[Data tied to figure images]
"""
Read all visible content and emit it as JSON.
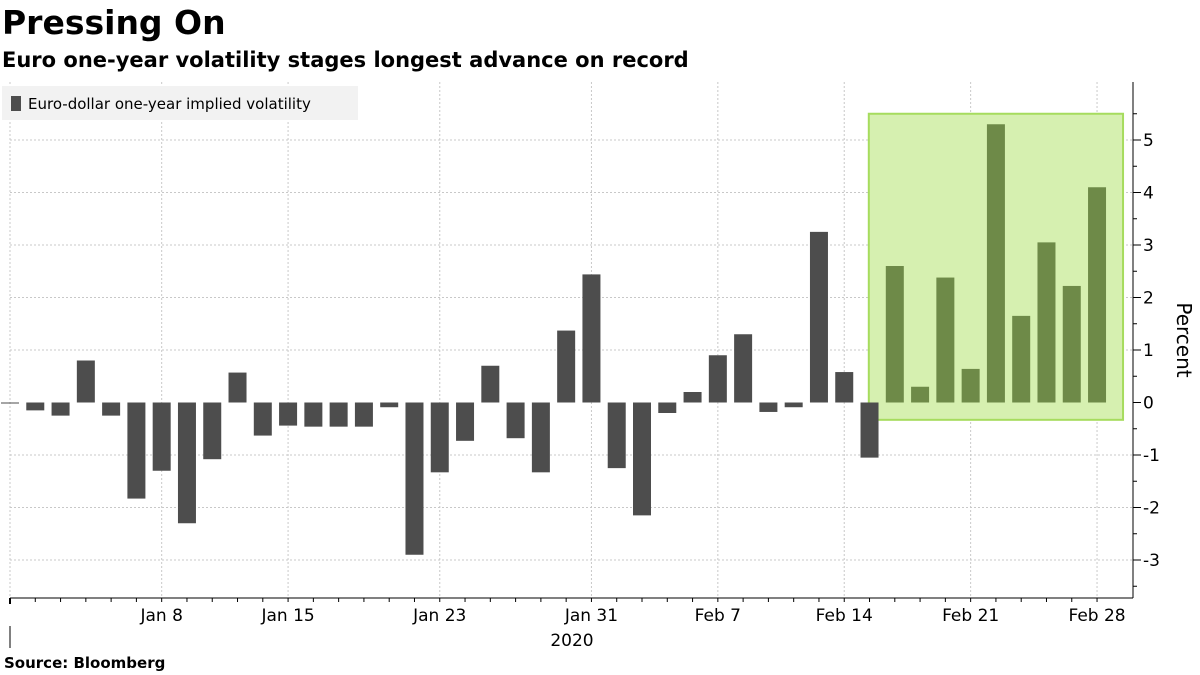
{
  "header": {
    "title": "Pressing On",
    "subtitle": "Euro one-year volatility stages longest advance on record"
  },
  "footer": {
    "source": "Source:  Bloomberg"
  },
  "colors": {
    "bar": "#4d4d4d",
    "bar_highlighted": "#6e8a48",
    "highlight_fill": "#d6f0b0",
    "highlight_stroke": "#a6dc5e",
    "grid": "#c8c8c8"
  },
  "chart_data": {
    "type": "bar",
    "title": "Pressing On",
    "subtitle": "Euro one-year volatility stages longest advance on record",
    "ylabel": "Percent",
    "xlabel": "",
    "year_label": "2020",
    "ylim": [
      -3.8,
      6.2
    ],
    "yticks": [
      -3,
      -2,
      -1,
      0,
      1,
      2,
      3,
      4,
      5
    ],
    "grid": true,
    "legend_position": "top-left",
    "series": [
      {
        "name": "Euro-dollar one-year implied volatility",
        "values": [
          -0.01,
          -0.15,
          -0.25,
          0.8,
          -0.25,
          -1.83,
          -1.3,
          -2.3,
          -1.08,
          0.57,
          -0.63,
          -0.44,
          -0.46,
          -0.46,
          -0.46,
          -0.09,
          -2.9,
          -1.33,
          -0.73,
          0.7,
          -0.68,
          -1.33,
          1.37,
          2.44,
          -1.25,
          -2.15,
          -0.2,
          0.2,
          0.9,
          1.3,
          -0.18,
          -0.09,
          3.25,
          0.58,
          -1.05,
          2.6,
          0.3,
          2.38,
          0.64,
          5.3,
          1.65,
          3.05,
          2.22,
          4.1
        ]
      }
    ],
    "x_tick_labels": [
      {
        "label": "Jan 8",
        "index": 6
      },
      {
        "label": "Jan 15",
        "index": 11
      },
      {
        "label": "Jan 23",
        "index": 17
      },
      {
        "label": "Jan 31",
        "index": 23
      },
      {
        "label": "Feb 7",
        "index": 28
      },
      {
        "label": "Feb 14",
        "index": 33
      },
      {
        "label": "Feb 21",
        "index": 38
      },
      {
        "label": "Feb 28",
        "index": 43
      }
    ],
    "x_gridline_indices": [
      0,
      6,
      11,
      17,
      23,
      28,
      33,
      38,
      43
    ],
    "highlight": {
      "start_index": 35,
      "end_index": 43,
      "y_from": -0.33,
      "y_to": 5.5
    }
  }
}
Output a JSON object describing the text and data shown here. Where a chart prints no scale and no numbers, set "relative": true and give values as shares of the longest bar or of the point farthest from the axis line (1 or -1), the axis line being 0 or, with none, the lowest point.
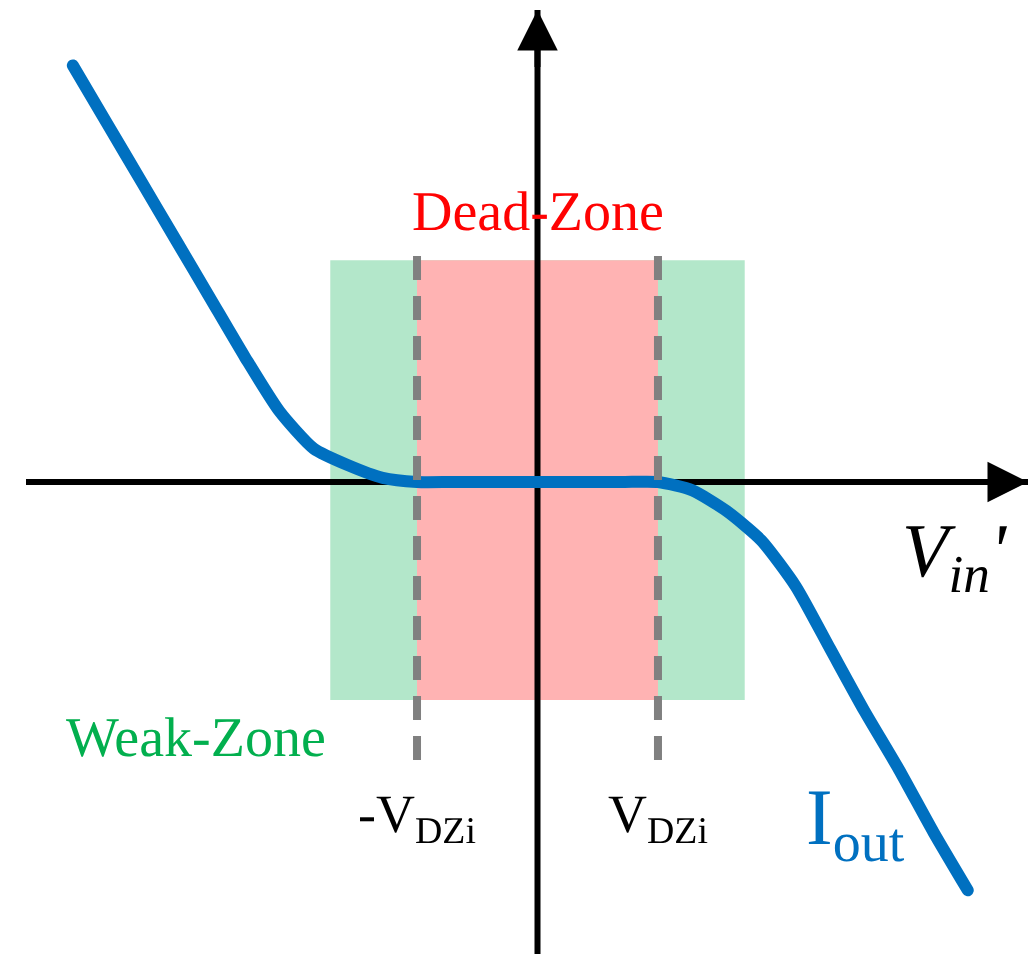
{
  "chart_data": {
    "type": "line",
    "relative": true,
    "xlabel": "V$_{in}$'",
    "categories": [
      null,
      null,
      null,
      null,
      null,
      null,
      null,
      null,
      null,
      null,
      "-V$_{DZi}$",
      null,
      null,
      null,
      null,
      null,
      null,
      "V$_{DZi}$",
      null,
      null,
      null,
      null,
      null,
      null,
      null,
      null,
      null
    ],
    "series": [
      {
        "name": "I$_{out}$",
        "color": "#0070c0",
        "values": [
          1.0,
          0.86,
          0.72,
          0.58,
          0.44,
          0.3,
          0.17,
          0.08,
          0.04,
          0.01,
          0,
          0,
          0,
          0,
          0,
          0,
          0,
          0,
          -0.02,
          -0.07,
          -0.14,
          -0.25,
          -0.4,
          -0.55,
          -0.69,
          -0.84,
          -0.98
        ]
      }
    ],
    "bands": [
      {
        "axis": "x",
        "from": "-V$_{DZi}$",
        "to": "V$_{DZi}$",
        "label": "Dead-Zone",
        "color": "#ffb3b3"
      }
    ],
    "ref_lines": [
      {
        "axis": "x",
        "value": "-V$_{DZi}$",
        "color": "#808080",
        "line_style": "dashed"
      },
      {
        "axis": "x",
        "value": "V$_{DZi}$",
        "color": "#808080",
        "line_style": "dashed"
      }
    ],
    "annotations": [
      "Weak-Zone"
    ],
    "grid": false,
    "legend": false
  }
}
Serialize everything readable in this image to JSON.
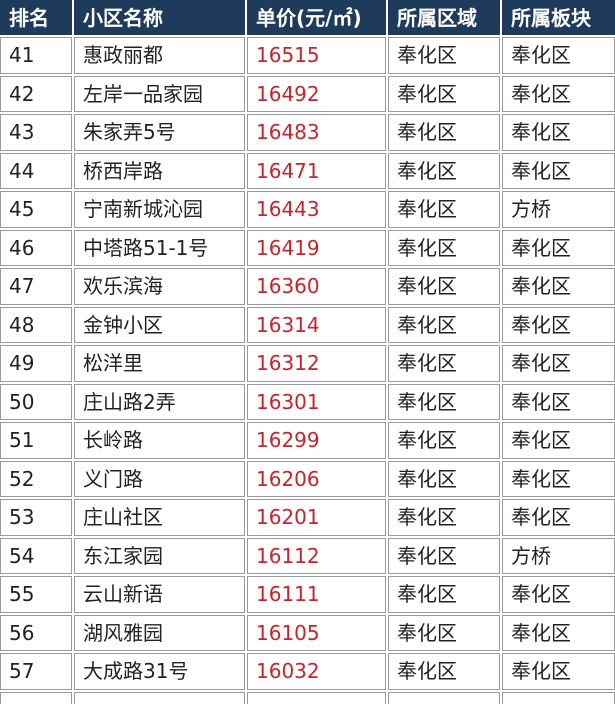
{
  "header": [
    "排名",
    "小区名称",
    "单价(元/㎡)",
    "所属区域",
    "所属板块"
  ],
  "table": {
    "rows": [
      [
        41,
        "惠政丽都",
        16515,
        "奉化区",
        "奉化区"
      ],
      [
        42,
        "左岸一品家园",
        16492,
        "奉化区",
        "奉化区"
      ],
      [
        43,
        "朱家弄5号",
        16483,
        "奉化区",
        "奉化区"
      ],
      [
        44,
        "桥西岸路",
        16471,
        "奉化区",
        "奉化区"
      ],
      [
        45,
        "宁南新城沁园",
        16443,
        "奉化区",
        "方桥"
      ],
      [
        46,
        "中塔路51-1号",
        16419,
        "奉化区",
        "奉化区"
      ],
      [
        47,
        "欢乐滨海",
        16360,
        "奉化区",
        "奉化区"
      ],
      [
        48,
        "金钟小区",
        16314,
        "奉化区",
        "奉化区"
      ],
      [
        49,
        "松洋里",
        16312,
        "奉化区",
        "奉化区"
      ],
      [
        50,
        "庄山路2弄",
        16301,
        "奉化区",
        "奉化区"
      ],
      [
        51,
        "长岭路",
        16299,
        "奉化区",
        "奉化区"
      ],
      [
        52,
        "义门路",
        16206,
        "奉化区",
        "奉化区"
      ],
      [
        53,
        "庄山社区",
        16201,
        "奉化区",
        "奉化区"
      ],
      [
        54,
        "东江家园",
        16112,
        "奉化区",
        "方桥"
      ],
      [
        55,
        "云山新语",
        16111,
        "奉化区",
        "奉化区"
      ],
      [
        56,
        "湖风雅园",
        16105,
        "奉化区",
        "奉化区"
      ],
      [
        57,
        "大成路31号",
        16032,
        "奉化区",
        "奉化区"
      ]
    ]
  }
}
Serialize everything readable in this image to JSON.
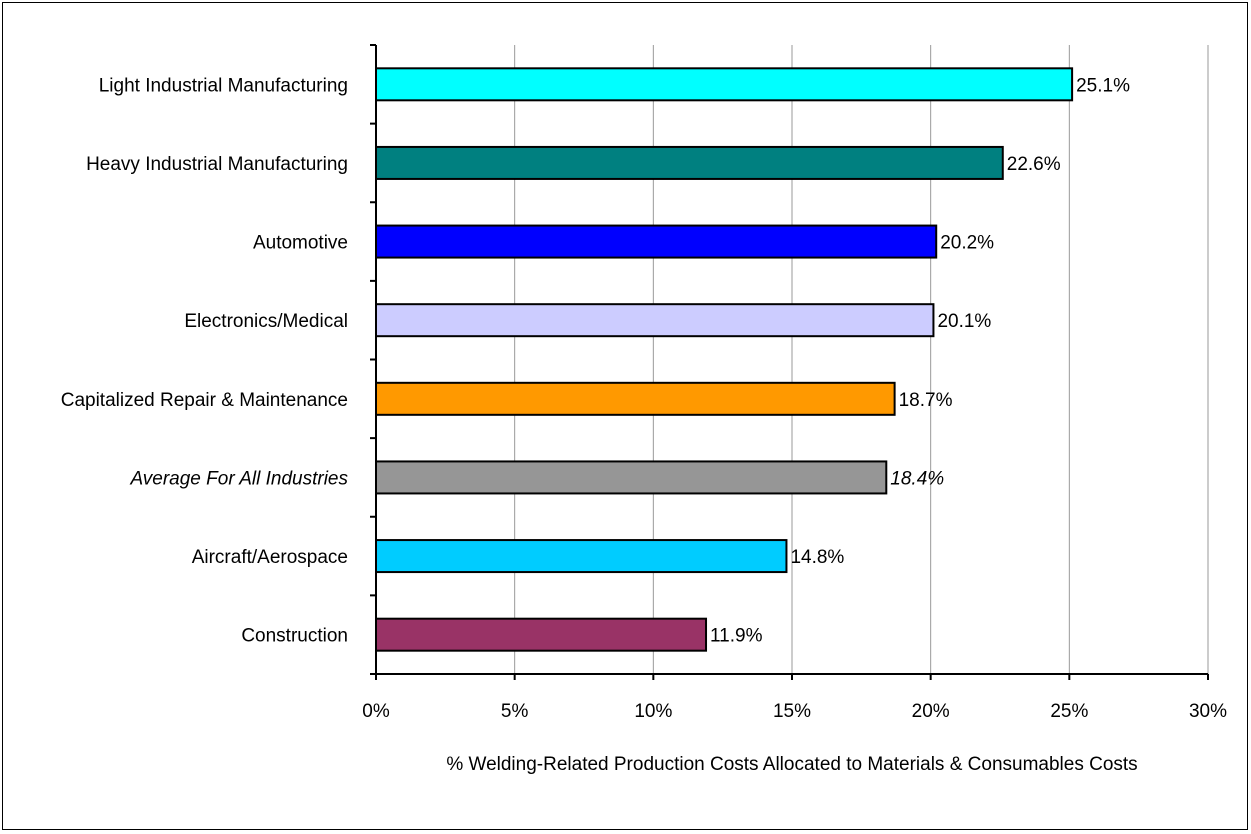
{
  "chart_data": {
    "type": "bar",
    "orientation": "horizontal",
    "categories": [
      "Light Industrial Manufacturing",
      "Heavy Industrial Manufacturing",
      "Automotive",
      "Electronics/Medical",
      "Capitalized Repair & Maintenance",
      "Average For All Industries",
      "Aircraft/Aerospace",
      "Construction"
    ],
    "values": [
      25.1,
      22.6,
      20.2,
      20.1,
      18.7,
      18.4,
      14.8,
      11.9
    ],
    "data_labels": [
      "25.1%",
      "22.6%",
      "20.2%",
      "20.1%",
      "18.7%",
      "18.4%",
      "14.8%",
      "11.9%"
    ],
    "colors": [
      "#00FFFF",
      "#008080",
      "#0000FF",
      "#CCCCFF",
      "#FF9900",
      "#969696",
      "#00CCFF",
      "#993366"
    ],
    "italic_category": "Average For All Industries",
    "xlim": [
      0,
      30
    ],
    "x_ticks": [
      0,
      5,
      10,
      15,
      20,
      25,
      30
    ],
    "x_tick_labels": [
      "0%",
      "5%",
      "10%",
      "15%",
      "20%",
      "25%",
      "30%"
    ],
    "xlabel": "% Welding-Related Production Costs Allocated to Materials & Consumables Costs",
    "ylabel": "",
    "title": "",
    "grid": "vertical",
    "legend": "none"
  }
}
"""
Stated goal:
Copy all lines from the material that hold "stages".

Written solution:
    "subtitle": "Euro one-year volatility stages longest advance on record"
    "subtitle": "Euro one-year volatility stages longest advance on record",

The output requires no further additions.